Within the listing below, locate all lines containing the word "caption". Copy each one.

:: LISTED ENTRIES ::

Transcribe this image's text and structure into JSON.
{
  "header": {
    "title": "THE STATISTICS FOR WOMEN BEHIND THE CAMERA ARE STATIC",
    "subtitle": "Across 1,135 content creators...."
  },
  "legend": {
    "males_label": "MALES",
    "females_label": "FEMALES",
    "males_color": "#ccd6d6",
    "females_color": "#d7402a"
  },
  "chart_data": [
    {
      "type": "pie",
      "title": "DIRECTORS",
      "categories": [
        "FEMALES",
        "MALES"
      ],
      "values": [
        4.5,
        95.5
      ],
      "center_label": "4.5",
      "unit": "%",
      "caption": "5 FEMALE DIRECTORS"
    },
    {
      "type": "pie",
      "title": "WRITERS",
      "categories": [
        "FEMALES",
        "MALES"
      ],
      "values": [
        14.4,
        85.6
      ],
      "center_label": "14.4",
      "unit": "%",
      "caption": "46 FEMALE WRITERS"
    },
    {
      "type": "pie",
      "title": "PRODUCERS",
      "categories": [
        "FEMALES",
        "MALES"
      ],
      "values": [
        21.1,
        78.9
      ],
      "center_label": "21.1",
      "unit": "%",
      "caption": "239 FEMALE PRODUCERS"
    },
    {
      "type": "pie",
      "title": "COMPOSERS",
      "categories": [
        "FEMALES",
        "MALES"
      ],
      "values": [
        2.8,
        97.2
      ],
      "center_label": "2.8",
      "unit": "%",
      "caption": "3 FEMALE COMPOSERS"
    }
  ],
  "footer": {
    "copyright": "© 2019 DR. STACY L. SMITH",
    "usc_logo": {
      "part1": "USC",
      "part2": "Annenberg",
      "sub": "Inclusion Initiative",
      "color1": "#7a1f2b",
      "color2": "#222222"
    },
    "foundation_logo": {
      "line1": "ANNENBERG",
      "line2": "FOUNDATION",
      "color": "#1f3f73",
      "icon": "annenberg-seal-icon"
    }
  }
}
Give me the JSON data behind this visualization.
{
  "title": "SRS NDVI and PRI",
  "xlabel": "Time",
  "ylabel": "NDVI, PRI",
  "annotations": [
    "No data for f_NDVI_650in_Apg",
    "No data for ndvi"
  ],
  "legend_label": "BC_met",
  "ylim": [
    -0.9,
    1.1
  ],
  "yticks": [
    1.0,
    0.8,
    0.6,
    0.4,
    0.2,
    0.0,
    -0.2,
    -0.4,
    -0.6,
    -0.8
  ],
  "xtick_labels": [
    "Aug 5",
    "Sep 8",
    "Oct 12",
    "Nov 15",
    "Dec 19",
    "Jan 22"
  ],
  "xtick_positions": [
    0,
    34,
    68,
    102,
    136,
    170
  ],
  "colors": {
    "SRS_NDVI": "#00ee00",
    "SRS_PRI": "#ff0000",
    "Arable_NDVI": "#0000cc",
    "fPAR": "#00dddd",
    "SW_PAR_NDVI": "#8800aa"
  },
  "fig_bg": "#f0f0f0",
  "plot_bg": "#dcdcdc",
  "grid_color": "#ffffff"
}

:::

- ANSWER BELOW -
      "caption": "5 FEMALE DIRECTORS"
      "caption": "46 FEMALE WRITERS"
      "caption": "239 FEMALE PRODUCERS"
      "caption": "3 FEMALE COMPOSERS"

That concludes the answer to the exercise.